** START OF DATASET EXTRACT **

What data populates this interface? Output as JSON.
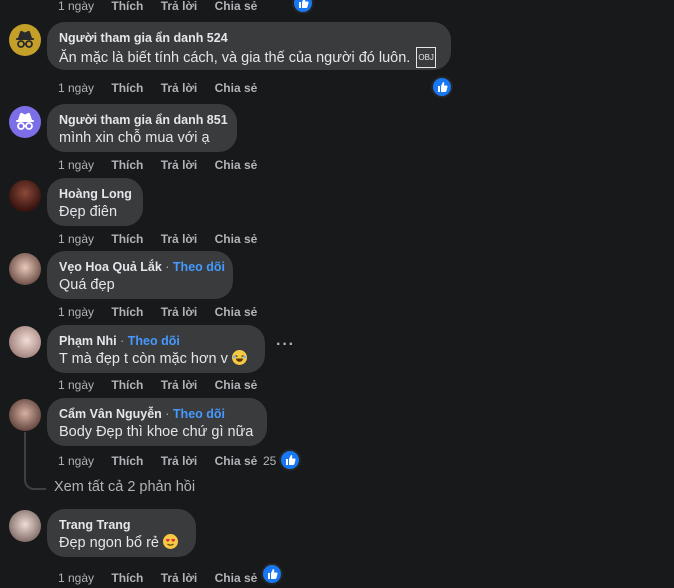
{
  "comments": [
    {
      "name": "",
      "text": "",
      "meta": {
        "time": "1 ngày",
        "like": "Thích",
        "reply": "Trả lời",
        "share": "Chia sẻ"
      }
    },
    {
      "name": "Người tham gia ẩn danh 524",
      "text": "Ăn mặc là biết tính cách, và gia thế của người đó luôn.",
      "meta": {
        "time": "1 ngày",
        "like": "Thích",
        "reply": "Trả lời",
        "share": "Chia sẻ"
      }
    },
    {
      "name": "Người tham gia ẩn danh 851",
      "text": "mình xin chỗ mua với ạ",
      "meta": {
        "time": "1 ngày",
        "like": "Thích",
        "reply": "Trả lời",
        "share": "Chia sẻ"
      }
    },
    {
      "name": "Hoàng Long",
      "text": "Đẹp điên",
      "meta": {
        "time": "1 ngày",
        "like": "Thích",
        "reply": "Trả lời",
        "share": "Chia sẻ"
      }
    },
    {
      "name": "Vẹo Hoa Quả Lắk",
      "follow": "Theo dõi",
      "text": "Quá đẹp",
      "meta": {
        "time": "1 ngày",
        "like": "Thích",
        "reply": "Trả lời",
        "share": "Chia sẻ"
      }
    },
    {
      "name": "Phạm Nhi",
      "follow": "Theo dõi",
      "text": "T mà đẹp t còn mặc hơn v",
      "meta": {
        "time": "1 ngày",
        "like": "Thích",
        "reply": "Trả lời",
        "share": "Chia sẻ"
      }
    },
    {
      "name": "Cẩm Vân Nguyễn",
      "follow": "Theo dõi",
      "text": "Body Đẹp thì khoe chứ gì nữa",
      "reaction_count": "25",
      "meta": {
        "time": "1 ngày",
        "like": "Thích",
        "reply": "Trả lời",
        "share": "Chia sẻ"
      }
    },
    {
      "name": "Trang Trang",
      "text": "Đẹp ngon bổ rẻ",
      "meta": {
        "time": "1 ngày",
        "like": "Thích",
        "reply": "Trả lời",
        "share": "Chia sẻ"
      }
    }
  ],
  "view_replies": "Xem tất cả 2 phản hồi",
  "colors": {
    "background": "#18191a",
    "bubble": "#3a3b3c",
    "accent": "#4599ff",
    "like": "#1877f2",
    "muted": "#b0b3b8"
  },
  "icons": [
    "anonymous-icon",
    "like-reaction-icon",
    "laughing-emoji-icon",
    "heart-eyes-emoji-icon",
    "more-options-icon",
    "reply-connector-icon"
  ]
}
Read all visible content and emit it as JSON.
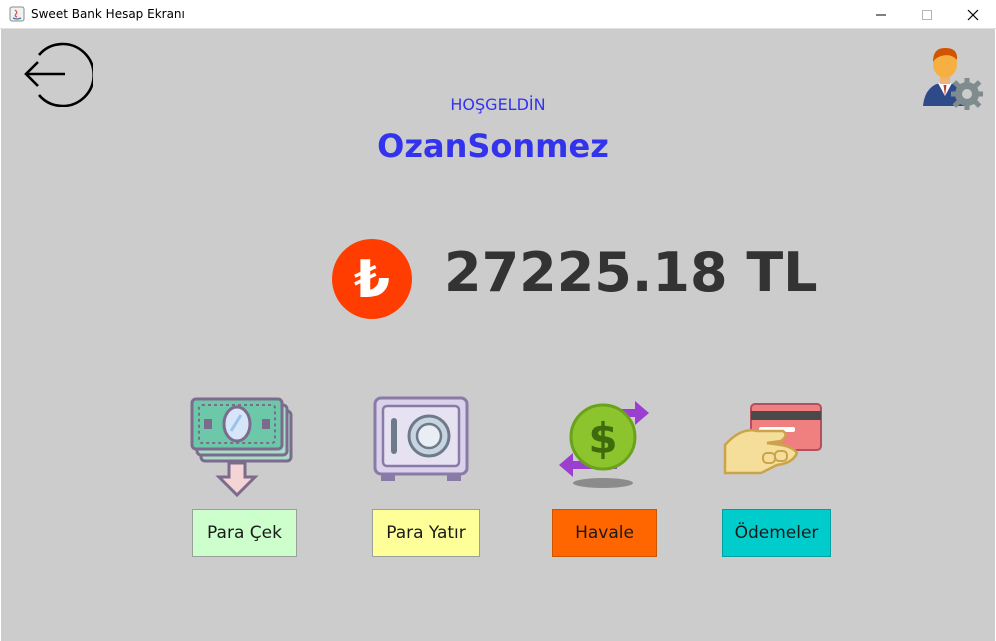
{
  "window": {
    "title": "Sweet Bank Hesap Ekranı"
  },
  "header": {
    "welcome_text": "HOŞGELDİN",
    "username": "OzanSonmez"
  },
  "account": {
    "balance": "27225.18 TL",
    "currency_symbol": "₺"
  },
  "actions": {
    "withdraw_label": "Para Çek",
    "deposit_label": "Para Yatır",
    "transfer_label": "Havale",
    "payments_label": "Ödemeler"
  },
  "icons": {
    "back": "logout-arrow-icon",
    "profile": "user-settings-icon",
    "currency": "turkish-lira-icon",
    "withdraw": "cash-withdraw-icon",
    "deposit": "safe-icon",
    "transfer": "money-transfer-icon",
    "payments": "card-payment-icon"
  },
  "colors": {
    "background": "#cccccc",
    "accent_text": "#3333ee",
    "balance_text": "#333333",
    "lira_circle": "#ff3d00",
    "withdraw_btn": "#ccffcc",
    "deposit_btn": "#ffff99",
    "transfer_btn": "#ff6600",
    "payments_btn": "#00cccc"
  }
}
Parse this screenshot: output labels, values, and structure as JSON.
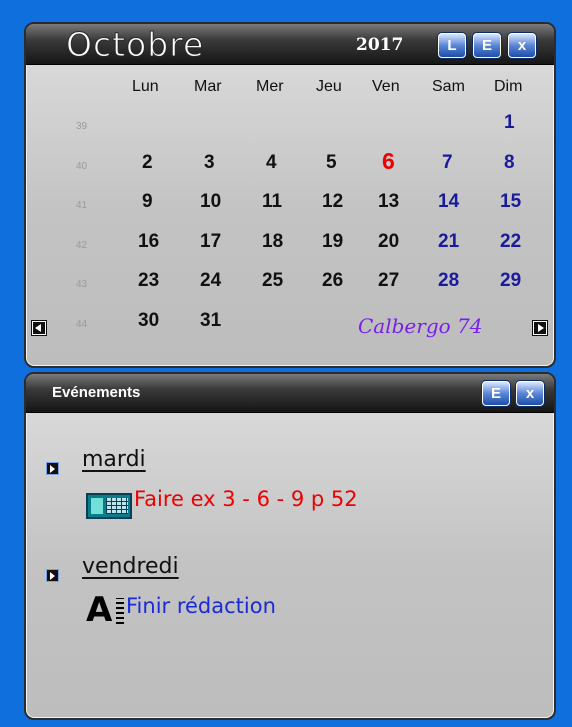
{
  "calendar": {
    "month": "Octobre",
    "year": "2017",
    "buttons": {
      "l": "L",
      "e": "E",
      "close": "x"
    },
    "weekdays": [
      "Lun",
      "Mar",
      "Mer",
      "Jeu",
      "Ven",
      "Sam",
      "Dim"
    ],
    "weeks": [
      {
        "num": "39",
        "days": [
          "",
          "",
          "",
          "",
          "",
          "",
          "1"
        ]
      },
      {
        "num": "40",
        "days": [
          "2",
          "3",
          "4",
          "5",
          "6",
          "7",
          "8"
        ]
      },
      {
        "num": "41",
        "days": [
          "9",
          "10",
          "11",
          "12",
          "13",
          "14",
          "15"
        ]
      },
      {
        "num": "42",
        "days": [
          "16",
          "17",
          "18",
          "19",
          "20",
          "21",
          "22"
        ]
      },
      {
        "num": "43",
        "days": [
          "23",
          "24",
          "25",
          "26",
          "27",
          "28",
          "29"
        ]
      },
      {
        "num": "44",
        "days": [
          "30",
          "31",
          "",
          "",
          "",
          "",
          ""
        ]
      }
    ],
    "today": "6",
    "signature": "Calbergo 74",
    "colors": {
      "weekend": "#1a1a9c",
      "today": "#ee0000",
      "signature": "#7a1ef0"
    }
  },
  "events": {
    "title": "Evénements",
    "buttons": {
      "e": "E",
      "close": "x"
    },
    "items": [
      {
        "day": "mardi",
        "icon": "calculator-icon",
        "text": "Faire ex 3 - 6 - 9 p 52",
        "color": "#ee0000"
      },
      {
        "day": "vendredi",
        "icon": "font-icon",
        "text": "Finir rédaction",
        "color": "#1a2ad8"
      }
    ]
  }
}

** END OF DATASET EXTRACT **

*GIVEN INSTRUCTION*:
Omit any images, then output the listing exactly.

*FULL ANSWER*:
What data populates this interface? Output as JSON.
{
  "comments": [
    {
      "name": "",
      "text": "",
      "meta": {
        "time": "1 ngày",
        "like": "Thích",
        "reply": "Trả lời",
        "share": "Chia sẻ"
      }
    },
    {
      "name": "Người tham gia ẩn danh 524",
      "text": "Ăn mặc là biết tính cách, và gia thế của người đó luôn.",
      "meta": {
        "time": "1 ngày",
        "like": "Thích",
        "reply": "Trả lời",
        "share": "Chia sẻ"
      }
    },
    {
      "name": "Người tham gia ẩn danh 851",
      "text": "mình xin chỗ mua với ạ",
      "meta": {
        "time": "1 ngày",
        "like": "Thích",
        "reply": "Trả lời",
        "share": "Chia sẻ"
      }
    },
    {
      "name": "Hoàng Long",
      "text": "Đẹp điên",
      "meta": {
        "time": "1 ngày",
        "like": "Thích",
        "reply": "Trả lời",
        "share": "Chia sẻ"
      }
    },
    {
      "name": "Vẹo Hoa Quả Lắk",
      "follow": "Theo dõi",
      "text": "Quá đẹp",
      "meta": {
        "time": "1 ngày",
        "like": "Thích",
        "reply": "Trả lời",
        "share": "Chia sẻ"
      }
    },
    {
      "name": "Phạm Nhi",
      "follow": "Theo dõi",
      "text": "T mà đẹp t còn mặc hơn v",
      "meta": {
        "time": "1 ngày",
        "like": "Thích",
        "reply": "Trả lời",
        "share": "Chia sẻ"
      }
    },
    {
      "name": "Cẩm Vân Nguyễn",
      "follow": "Theo dõi",
      "text": "Body Đẹp thì khoe chứ gì nữa",
      "reaction_count": "25",
      "meta": {
        "time": "1 ngày",
        "like": "Thích",
        "reply": "Trả lời",
        "share": "Chia sẻ"
      }
    },
    {
      "name": "Trang Trang",
      "text": "Đẹp ngon bổ rẻ",
      "meta": {
        "time": "1 ngày",
        "like": "Thích",
        "reply": "Trả lời",
        "share": "Chia sẻ"
      }
    }
  ],
  "view_replies": "Xem tất cả 2 phản hồi",
  "colors": {
    "background": "#18191a",
    "bubble": "#3a3b3c",
    "accent": "#4599ff",
    "like": "#1877f2",
    "muted": "#b0b3b8"
  },
  "icons": [
    "anonymous-icon",
    "like-reaction-icon",
    "laughing-emoji-icon",
    "heart-eyes-emoji-icon",
    "more-options-icon",
    "reply-connector-icon"
  ]
}
Read all visible content and emit it as JSON.
{
  "window": {
    "title": "Sweet Bank Hesap Ekranı"
  },
  "header": {
    "welcome_text": "HOŞGELDİN",
    "username": "OzanSonmez"
  },
  "account": {
    "balance": "27225.18 TL",
    "currency_symbol": "₺"
  },
  "actions": {
    "withdraw_label": "Para Çek",
    "deposit_label": "Para Yatır",
    "transfer_label": "Havale",
    "payments_label": "Ödemeler"
  },
  "icons": {
    "back": "logout-arrow-icon",
    "profile": "user-settings-icon",
    "currency": "turkish-lira-icon",
    "withdraw": "cash-withdraw-icon",
    "deposit": "safe-icon",
    "transfer": "money-transfer-icon",
    "payments": "card-payment-icon"
  },
  "colors": {
    "background": "#cccccc",
    "accent_text": "#3333ee",
    "balance_text": "#333333",
    "lira_circle": "#ff3d00",
    "withdraw_btn": "#ccffcc",
    "deposit_btn": "#ffff99",
    "transfer_btn": "#ff6600",
    "payments_btn": "#00cccc"
  }
}
Parse this screenshot: output labels, values, and structure as JSON.
{
  "calendar": {
    "month": "Octobre",
    "year": "2017",
    "buttons": {
      "l": "L",
      "e": "E",
      "close": "x"
    },
    "weekdays": [
      "Lun",
      "Mar",
      "Mer",
      "Jeu",
      "Ven",
      "Sam",
      "Dim"
    ],
    "weeks": [
      {
        "num": "39",
        "days": [
          "",
          "",
          "",
          "",
          "",
          "",
          "1"
        ]
      },
      {
        "num": "40",
        "days": [
          "2",
          "3",
          "4",
          "5",
          "6",
          "7",
          "8"
        ]
      },
      {
        "num": "41",
        "days": [
          "9",
          "10",
          "11",
          "12",
          "13",
          "14",
          "15"
        ]
      },
      {
        "num": "42",
        "days": [
          "16",
          "17",
          "18",
          "19",
          "20",
          "21",
          "22"
        ]
      },
      {
        "num": "43",
        "days": [
          "23",
          "24",
          "25",
          "26",
          "27",
          "28",
          "29"
        ]
      },
      {
        "num": "44",
        "days": [
          "30",
          "31",
          "",
          "",
          "",
          "",
          ""
        ]
      }
    ],
    "today": "6",
    "signature": "Calbergo 74",
    "colors": {
      "weekend": "#1a1a9c",
      "today": "#ee0000",
      "signature": "#7a1ef0"
    }
  },
  "events": {
    "title": "Evénements",
    "buttons": {
      "e": "E",
      "close": "x"
    },
    "items": [
      {
        "day": "mardi",
        "icon": "calculator-icon",
        "text": "Faire ex 3 - 6 - 9 p 52",
        "color": "#ee0000"
      },
      {
        "day": "vendredi",
        "icon": "font-icon",
        "text": "Finir rédaction",
        "color": "#1a2ad8"
      }
    ]
  }
}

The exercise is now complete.